• _Problem description_
Where a line of the material contains the string "returns", copy that line.

======== Entries

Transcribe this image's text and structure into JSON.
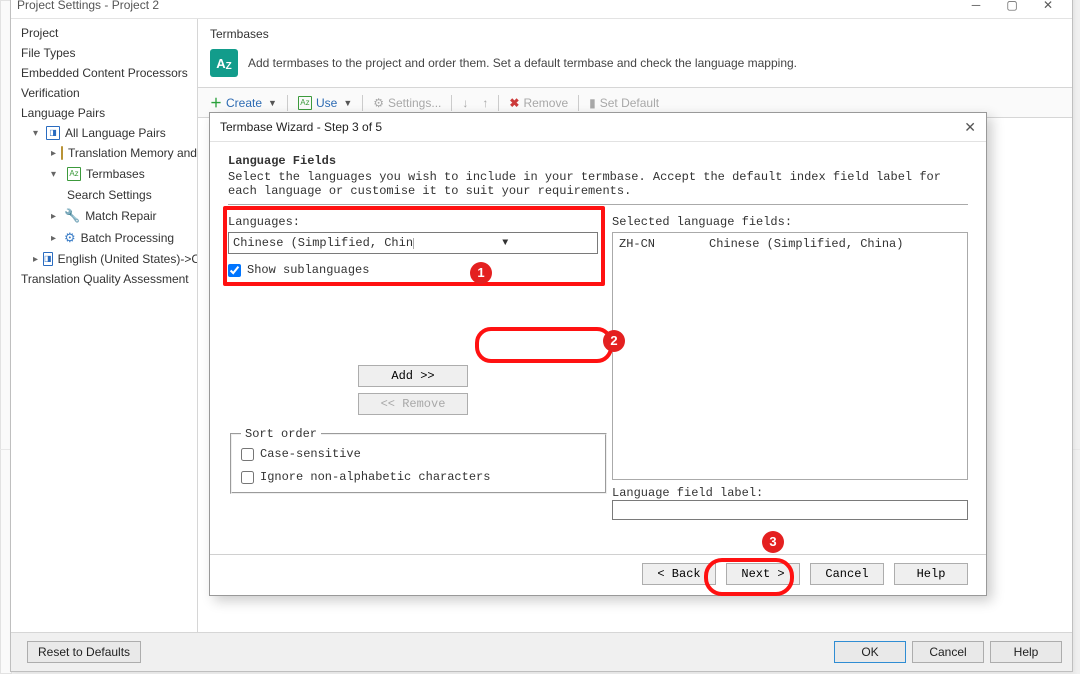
{
  "window": {
    "title": "Project Settings - Project 2"
  },
  "sidebar": {
    "items": [
      "Project",
      "File Types",
      "Embedded Content Processors",
      "Verification",
      "Language Pairs",
      "All Language Pairs",
      "Translation Memory and Aut",
      "Termbases",
      "Search Settings",
      "Match Repair",
      "Batch Processing",
      "English (United States)->Chinese",
      "Translation Quality Assessment"
    ]
  },
  "termbases": {
    "header": "Termbases",
    "desc": "Add termbases to the project and order them. Set a default termbase and check the language mapping.",
    "toolbar": {
      "create": "Create",
      "use": "Use",
      "settings": "Settings...",
      "remove": "Remove",
      "setdefault": "Set Default"
    }
  },
  "modal": {
    "title": "Termbase Wizard - Step 3 of 5",
    "heading": "Language Fields",
    "subtext": "Select the languages you wish to include in your termbase. Accept the default index field label for each language or customise it to suit your requirements.",
    "languages_label": "Languages:",
    "language_value": "Chinese (Simplified, China)",
    "show_sub": "Show sublanguages",
    "selected_label": "Selected language fields:",
    "selected_rows": [
      {
        "code": "ZH-CN",
        "name": "Chinese (Simplified, China)"
      }
    ],
    "add": "Add >>",
    "remove": "<< Remove",
    "sort_legend": "Sort order",
    "case_sensitive": "Case-sensitive",
    "ignore_nonalpha": "Ignore non-alphabetic characters",
    "field_label": "Language field label:",
    "back": "< Back",
    "next": "Next >",
    "cancel": "Cancel",
    "help": "Help"
  },
  "footer": {
    "reset": "Reset to Defaults",
    "ok": "OK",
    "cancel": "Cancel",
    "help": "Help"
  },
  "annotations": {
    "n1": "1",
    "n2": "2",
    "n3": "3"
  }
}
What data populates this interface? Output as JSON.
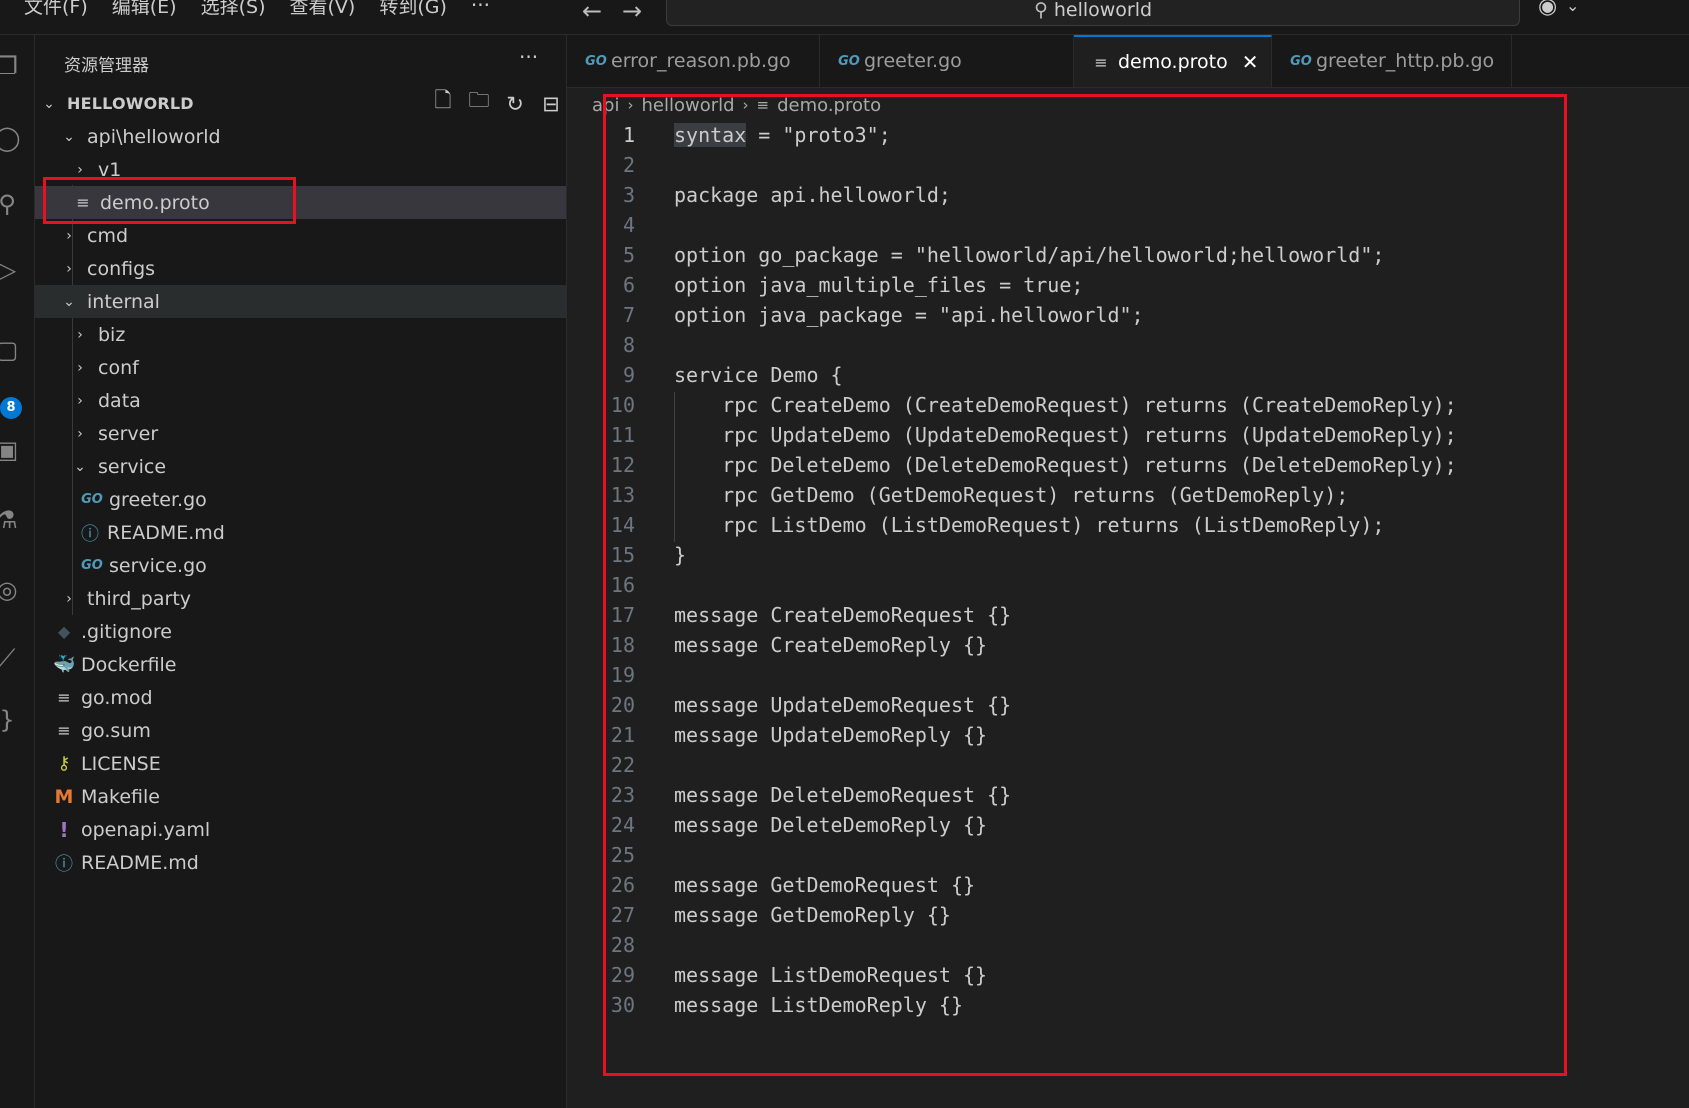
{
  "menu": {
    "items": [
      "文件(F)",
      "编辑(E)",
      "选择(S)",
      "查看(V)",
      "转到(G)"
    ],
    "more": "···"
  },
  "titlebar": {
    "back": "←",
    "forward": "→",
    "search_text": "helloworld"
  },
  "activity": {
    "badge": "8"
  },
  "sidebar": {
    "title": "资源管理器",
    "more": "···",
    "root": "HELLOWORLD",
    "tree": [
      {
        "label": "api\\helloworld",
        "type": "folder-open",
        "icon": "chevron-down-icon"
      },
      {
        "label": "v1",
        "type": "folder",
        "icon": "chevron-right-icon"
      },
      {
        "label": "demo.proto",
        "type": "file-proto",
        "icon": "proto-file-icon"
      },
      {
        "label": "cmd",
        "type": "folder",
        "icon": "chevron-right-icon"
      },
      {
        "label": "configs",
        "type": "folder",
        "icon": "chevron-right-icon"
      },
      {
        "label": "internal",
        "type": "folder-open",
        "icon": "chevron-down-icon"
      },
      {
        "label": "biz",
        "type": "folder",
        "icon": "chevron-right-icon"
      },
      {
        "label": "conf",
        "type": "folder",
        "icon": "chevron-right-icon"
      },
      {
        "label": "data",
        "type": "folder",
        "icon": "chevron-right-icon"
      },
      {
        "label": "server",
        "type": "folder",
        "icon": "chevron-right-icon"
      },
      {
        "label": "service",
        "type": "folder-open",
        "icon": "chevron-down-icon"
      },
      {
        "label": "greeter.go",
        "type": "file-go",
        "icon": "go-file-icon"
      },
      {
        "label": "README.md",
        "type": "file-info",
        "icon": "info-icon"
      },
      {
        "label": "service.go",
        "type": "file-go",
        "icon": "go-file-icon"
      },
      {
        "label": "third_party",
        "type": "folder",
        "icon": "chevron-right-icon"
      },
      {
        "label": ".gitignore",
        "type": "file-git",
        "icon": "git-icon"
      },
      {
        "label": "Dockerfile",
        "type": "file-docker",
        "icon": "docker-icon"
      },
      {
        "label": "go.mod",
        "type": "file-text",
        "icon": "text-file-icon"
      },
      {
        "label": "go.sum",
        "type": "file-text",
        "icon": "text-file-icon"
      },
      {
        "label": "LICENSE",
        "type": "file-license",
        "icon": "license-icon"
      },
      {
        "label": "Makefile",
        "type": "file-make",
        "icon": "makefile-icon"
      },
      {
        "label": "openapi.yaml",
        "type": "file-yaml",
        "icon": "yaml-icon"
      },
      {
        "label": "README.md",
        "type": "file-info",
        "icon": "info-icon"
      }
    ]
  },
  "tabs": [
    {
      "label": "error_reason.pb.go",
      "icon": "go-file-icon",
      "active": false
    },
    {
      "label": "greeter.go",
      "icon": "go-file-icon",
      "active": false
    },
    {
      "label": "demo.proto",
      "icon": "proto-file-icon",
      "active": true,
      "close": "✕"
    },
    {
      "label": "greeter_http.pb.go",
      "icon": "go-file-icon",
      "active": false
    }
  ],
  "breadcrumb": [
    "api",
    "helloworld",
    "demo.proto"
  ],
  "editor": {
    "lines": [
      "syntax = \"proto3\";",
      "",
      "package api.helloworld;",
      "",
      "option go_package = \"helloworld/api/helloworld;helloworld\";",
      "option java_multiple_files = true;",
      "option java_package = \"api.helloworld\";",
      "",
      "service Demo {",
      "    rpc CreateDemo (CreateDemoRequest) returns (CreateDemoReply);",
      "    rpc UpdateDemo (UpdateDemoRequest) returns (UpdateDemoReply);",
      "    rpc DeleteDemo (DeleteDemoRequest) returns (DeleteDemoReply);",
      "    rpc GetDemo (GetDemoRequest) returns (GetDemoReply);",
      "    rpc ListDemo (ListDemoRequest) returns (ListDemoReply);",
      "}",
      "",
      "message CreateDemoRequest {}",
      "message CreateDemoReply {}",
      "",
      "message UpdateDemoRequest {}",
      "message UpdateDemoReply {}",
      "",
      "message DeleteDemoRequest {}",
      "message DeleteDemoReply {}",
      "",
      "message GetDemoRequest {}",
      "message GetDemoReply {}",
      "",
      "message ListDemoRequest {}",
      "message ListDemoReply {}"
    ],
    "current_line": 1
  },
  "colors": {
    "accent": "#0078d4",
    "highlight_box": "#e81123",
    "go_icon": "#519aba"
  }
}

================

• _The answer_
      "    rpc CreateDemo (CreateDemoRequest) returns (CreateDemoReply);",
      "    rpc UpdateDemo (UpdateDemoRequest) returns (UpdateDemoReply);",
      "    rpc DeleteDemo (DeleteDemoRequest) returns (DeleteDemoReply);",
      "    rpc GetDemo (GetDemoRequest) returns (GetDemoReply);",
      "    rpc ListDemo (ListDemoRequest) returns (ListDemoReply);",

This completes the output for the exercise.